• **What is expected**
Check the listing below for lines that hold "Amico". How many are there? Please give only the number.

• **Data rows**
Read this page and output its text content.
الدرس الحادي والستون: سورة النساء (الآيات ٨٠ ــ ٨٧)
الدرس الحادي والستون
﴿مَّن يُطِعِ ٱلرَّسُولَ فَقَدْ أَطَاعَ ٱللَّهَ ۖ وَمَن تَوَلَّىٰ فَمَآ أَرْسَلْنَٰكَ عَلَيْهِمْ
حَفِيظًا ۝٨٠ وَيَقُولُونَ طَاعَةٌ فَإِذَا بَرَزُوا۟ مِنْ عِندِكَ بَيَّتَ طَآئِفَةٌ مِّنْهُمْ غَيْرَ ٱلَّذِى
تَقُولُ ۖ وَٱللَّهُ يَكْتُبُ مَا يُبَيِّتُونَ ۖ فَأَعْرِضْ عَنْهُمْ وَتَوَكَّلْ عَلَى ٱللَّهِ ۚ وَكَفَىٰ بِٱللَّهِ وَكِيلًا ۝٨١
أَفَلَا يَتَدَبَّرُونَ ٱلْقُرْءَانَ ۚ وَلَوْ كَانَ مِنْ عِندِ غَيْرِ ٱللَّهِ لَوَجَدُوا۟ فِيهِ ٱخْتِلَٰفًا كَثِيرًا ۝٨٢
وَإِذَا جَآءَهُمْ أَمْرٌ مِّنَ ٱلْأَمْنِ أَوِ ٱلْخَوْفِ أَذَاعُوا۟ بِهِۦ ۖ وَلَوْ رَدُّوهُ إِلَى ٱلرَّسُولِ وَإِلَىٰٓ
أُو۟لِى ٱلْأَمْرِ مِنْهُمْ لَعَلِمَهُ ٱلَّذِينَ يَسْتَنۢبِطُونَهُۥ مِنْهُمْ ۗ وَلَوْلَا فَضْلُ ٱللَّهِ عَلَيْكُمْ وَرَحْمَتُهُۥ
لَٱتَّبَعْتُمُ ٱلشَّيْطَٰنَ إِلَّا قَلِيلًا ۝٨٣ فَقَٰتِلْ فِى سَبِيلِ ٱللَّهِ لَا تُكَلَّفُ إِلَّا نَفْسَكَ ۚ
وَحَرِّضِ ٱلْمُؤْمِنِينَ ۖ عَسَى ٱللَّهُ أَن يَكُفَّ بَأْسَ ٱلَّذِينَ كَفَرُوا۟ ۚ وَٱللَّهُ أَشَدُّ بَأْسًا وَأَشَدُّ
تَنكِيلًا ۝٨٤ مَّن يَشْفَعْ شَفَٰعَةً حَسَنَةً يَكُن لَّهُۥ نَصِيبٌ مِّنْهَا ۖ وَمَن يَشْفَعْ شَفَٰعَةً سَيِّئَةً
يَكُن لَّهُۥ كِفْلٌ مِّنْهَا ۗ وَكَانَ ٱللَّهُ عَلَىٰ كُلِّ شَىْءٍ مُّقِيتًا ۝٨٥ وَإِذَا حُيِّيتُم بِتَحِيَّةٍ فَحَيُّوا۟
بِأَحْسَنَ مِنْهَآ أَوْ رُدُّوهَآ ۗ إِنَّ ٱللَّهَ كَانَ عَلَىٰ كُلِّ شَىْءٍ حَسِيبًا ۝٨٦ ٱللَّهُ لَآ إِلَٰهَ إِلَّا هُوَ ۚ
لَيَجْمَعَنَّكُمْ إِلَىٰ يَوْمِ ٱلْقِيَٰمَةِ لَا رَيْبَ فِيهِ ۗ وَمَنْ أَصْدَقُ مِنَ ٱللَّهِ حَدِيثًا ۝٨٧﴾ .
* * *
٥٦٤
---
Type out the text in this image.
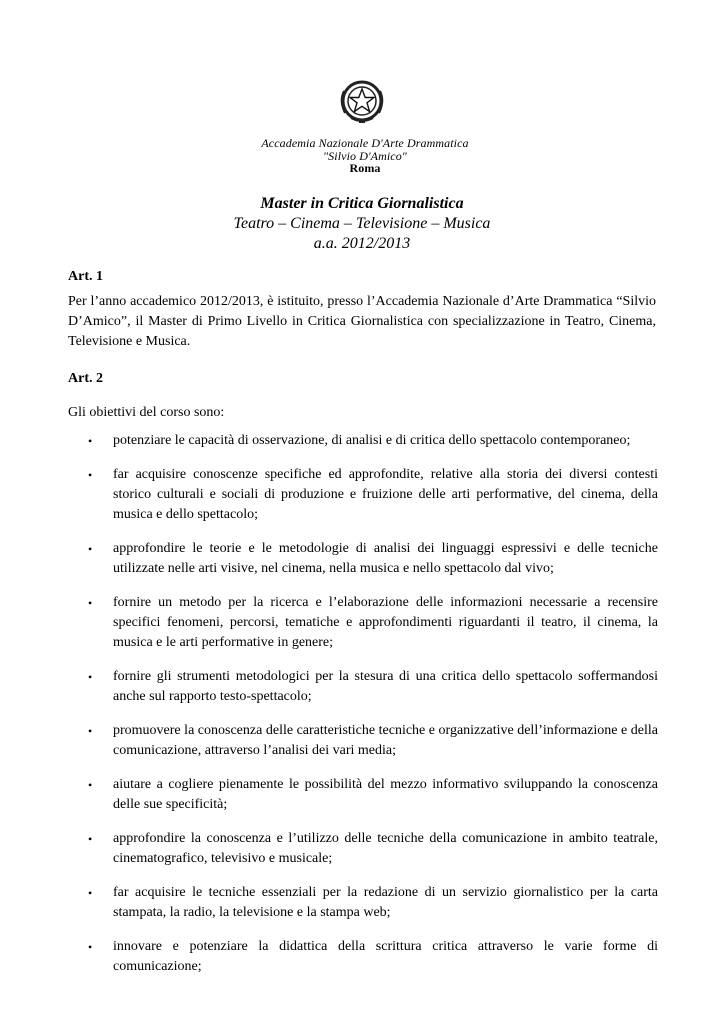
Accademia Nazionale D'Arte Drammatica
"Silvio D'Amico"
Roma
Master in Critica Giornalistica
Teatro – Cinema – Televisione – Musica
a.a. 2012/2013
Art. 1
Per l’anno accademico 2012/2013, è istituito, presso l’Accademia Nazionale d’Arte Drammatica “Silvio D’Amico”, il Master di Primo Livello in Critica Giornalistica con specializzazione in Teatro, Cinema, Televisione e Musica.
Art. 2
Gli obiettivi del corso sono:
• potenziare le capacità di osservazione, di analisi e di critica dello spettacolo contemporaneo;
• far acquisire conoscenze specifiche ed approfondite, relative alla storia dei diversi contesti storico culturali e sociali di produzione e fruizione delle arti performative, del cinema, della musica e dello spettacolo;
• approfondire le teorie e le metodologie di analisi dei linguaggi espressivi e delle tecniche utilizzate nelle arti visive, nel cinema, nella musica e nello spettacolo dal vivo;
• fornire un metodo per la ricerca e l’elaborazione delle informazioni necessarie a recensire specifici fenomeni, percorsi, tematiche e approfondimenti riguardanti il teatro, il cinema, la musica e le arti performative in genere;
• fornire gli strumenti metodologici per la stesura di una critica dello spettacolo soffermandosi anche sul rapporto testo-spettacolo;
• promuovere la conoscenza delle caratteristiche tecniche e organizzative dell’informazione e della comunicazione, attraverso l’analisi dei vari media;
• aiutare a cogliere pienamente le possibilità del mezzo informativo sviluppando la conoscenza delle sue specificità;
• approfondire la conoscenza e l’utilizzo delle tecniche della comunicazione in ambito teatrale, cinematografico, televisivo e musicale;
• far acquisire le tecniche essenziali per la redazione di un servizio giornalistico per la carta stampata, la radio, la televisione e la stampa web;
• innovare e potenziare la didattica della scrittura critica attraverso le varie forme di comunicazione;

• **Final result**
2